--- BEGIN Data in this exercise ---

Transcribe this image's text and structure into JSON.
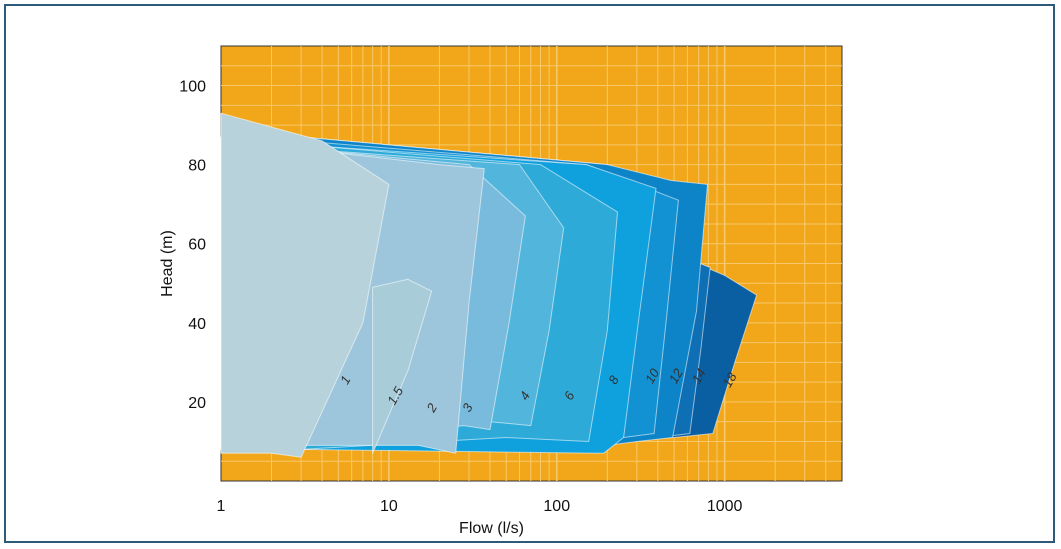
{
  "chart_data": {
    "type": "area",
    "xlabel": "Flow (l/s)",
    "ylabel": "Head (m)",
    "x_scale": "log",
    "xlim": [
      1,
      5000
    ],
    "ylim": [
      0,
      110
    ],
    "x_ticks": [
      1,
      10,
      100,
      1000
    ],
    "y_ticks": [
      20,
      40,
      60,
      80,
      100
    ],
    "grid": true,
    "colors": {
      "background": "#F2A71B",
      "grid": "#F7C86A"
    },
    "series": [
      {
        "name": "18",
        "color": "#0A5FA3",
        "top": [
          [
            3,
            87
          ],
          [
            200,
            80
          ],
          [
            600,
            56
          ],
          [
            1000,
            52
          ],
          [
            1550,
            47
          ]
        ],
        "right": [
          [
            1550,
            47
          ],
          [
            1150,
            30
          ],
          [
            850,
            12
          ]
        ],
        "bottom": [
          [
            850,
            12
          ],
          [
            500,
            11
          ],
          [
            200,
            10
          ],
          [
            3,
            9
          ]
        ]
      },
      {
        "name": "14",
        "color": "#0E6FB5",
        "top": [
          [
            3,
            87
          ],
          [
            200,
            80
          ],
          [
            620,
            56
          ],
          [
            820,
            54
          ]
        ],
        "right": [
          [
            820,
            54
          ],
          [
            720,
            33
          ],
          [
            620,
            12
          ]
        ],
        "bottom": [
          [
            620,
            12
          ],
          [
            400,
            11
          ],
          [
            200,
            10
          ],
          [
            3,
            9
          ]
        ]
      },
      {
        "name": "12",
        "color": "#0D83C8",
        "top": [
          [
            3,
            87
          ],
          [
            200,
            80
          ],
          [
            480,
            76
          ],
          [
            790,
            75
          ]
        ],
        "right": [
          [
            790,
            75
          ],
          [
            680,
            43
          ],
          [
            490,
            11
          ]
        ],
        "bottom": [
          [
            490,
            11
          ],
          [
            300,
            10
          ],
          [
            200,
            9
          ],
          [
            3,
            8
          ]
        ]
      },
      {
        "name": "10",
        "color": "#1392D3",
        "top": [
          [
            3,
            86
          ],
          [
            150,
            80
          ],
          [
            530,
            71
          ]
        ],
        "right": [
          [
            530,
            71
          ],
          [
            450,
            41
          ],
          [
            380,
            12
          ]
        ],
        "bottom": [
          [
            380,
            12
          ],
          [
            250,
            11
          ],
          [
            3,
            8
          ]
        ]
      },
      {
        "name": "8",
        "color": "#0FA0DE",
        "top": [
          [
            3,
            85
          ],
          [
            150,
            80
          ],
          [
            390,
            74
          ]
        ],
        "right": [
          [
            390,
            74
          ],
          [
            310,
            42
          ],
          [
            250,
            11
          ]
        ],
        "bottom": [
          [
            250,
            11
          ],
          [
            190,
            7
          ],
          [
            3,
            8
          ]
        ]
      },
      {
        "name": "6",
        "color": "#2DAAD8",
        "top": [
          [
            3,
            85
          ],
          [
            80,
            80
          ],
          [
            230,
            68
          ]
        ],
        "right": [
          [
            230,
            68
          ],
          [
            200,
            38
          ],
          [
            155,
            10
          ]
        ],
        "bottom": [
          [
            155,
            10
          ],
          [
            50,
            11
          ],
          [
            3,
            8
          ]
        ]
      },
      {
        "name": "4",
        "color": "#52B5DC",
        "top": [
          [
            3,
            84
          ],
          [
            60,
            80
          ],
          [
            110,
            64
          ]
        ],
        "right": [
          [
            110,
            64
          ],
          [
            90,
            38
          ],
          [
            70,
            14
          ]
        ],
        "bottom": [
          [
            70,
            14
          ],
          [
            40,
            15
          ],
          [
            3,
            10
          ]
        ]
      },
      {
        "name": "3",
        "color": "#79BBDD",
        "top": [
          [
            3,
            84
          ],
          [
            30,
            80
          ],
          [
            65,
            67
          ]
        ],
        "right": [
          [
            65,
            67
          ],
          [
            52,
            40
          ],
          [
            40,
            13
          ]
        ],
        "bottom": [
          [
            40,
            13
          ],
          [
            28,
            14
          ],
          [
            3,
            10
          ]
        ]
      },
      {
        "name": "2",
        "color": "#9DC6DC",
        "top": [
          [
            3,
            84
          ],
          [
            20,
            80
          ],
          [
            37,
            79
          ]
        ],
        "right": [
          [
            37,
            79
          ],
          [
            30,
            45
          ],
          [
            25,
            7
          ]
        ],
        "bottom": [
          [
            25,
            7
          ],
          [
            15,
            9
          ],
          [
            3,
            9
          ]
        ]
      },
      {
        "name": "1.5",
        "color": "#A9CCD9",
        "top": [
          [
            8,
            49
          ],
          [
            13,
            51
          ],
          [
            18,
            48
          ]
        ],
        "right": [
          [
            18,
            48
          ],
          [
            13,
            28
          ],
          [
            8,
            7
          ]
        ]
      },
      {
        "name": "1",
        "color": "#B8D2DC",
        "top": [
          [
            1,
            93
          ],
          [
            4,
            86
          ],
          [
            10,
            75
          ]
        ],
        "right": [
          [
            10,
            75
          ],
          [
            7,
            40
          ],
          [
            3,
            6
          ]
        ],
        "bottom": [
          [
            3,
            6
          ],
          [
            2,
            7
          ],
          [
            1,
            7
          ]
        ]
      }
    ],
    "labels": [
      {
        "text": "1",
        "x": 5.8,
        "y": 25
      },
      {
        "text": "1.5",
        "x": 11.5,
        "y": 21
      },
      {
        "text": "2",
        "x": 19,
        "y": 18
      },
      {
        "text": "3",
        "x": 31,
        "y": 18
      },
      {
        "text": "4",
        "x": 68,
        "y": 21
      },
      {
        "text": "6",
        "x": 125,
        "y": 21
      },
      {
        "text": "8",
        "x": 230,
        "y": 25
      },
      {
        "text": "10",
        "x": 390,
        "y": 26
      },
      {
        "text": "12",
        "x": 540,
        "y": 26
      },
      {
        "text": "14",
        "x": 740,
        "y": 26
      },
      {
        "text": "18",
        "x": 1130,
        "y": 25
      }
    ]
  }
}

--- END Data in this exercise ---

Pull every line containing "text" from the material above.

**Exercise output:**
Transcribe this image's text and structure into JSON.
        "text": "1",
        "text": "1.5",
        "text": "2",
        "text": "3",
        "text": "4",
        "text": "6",
        "text": "8",
        "text": "10",
        "text": "12",
        "text": "14",
        "text": "18",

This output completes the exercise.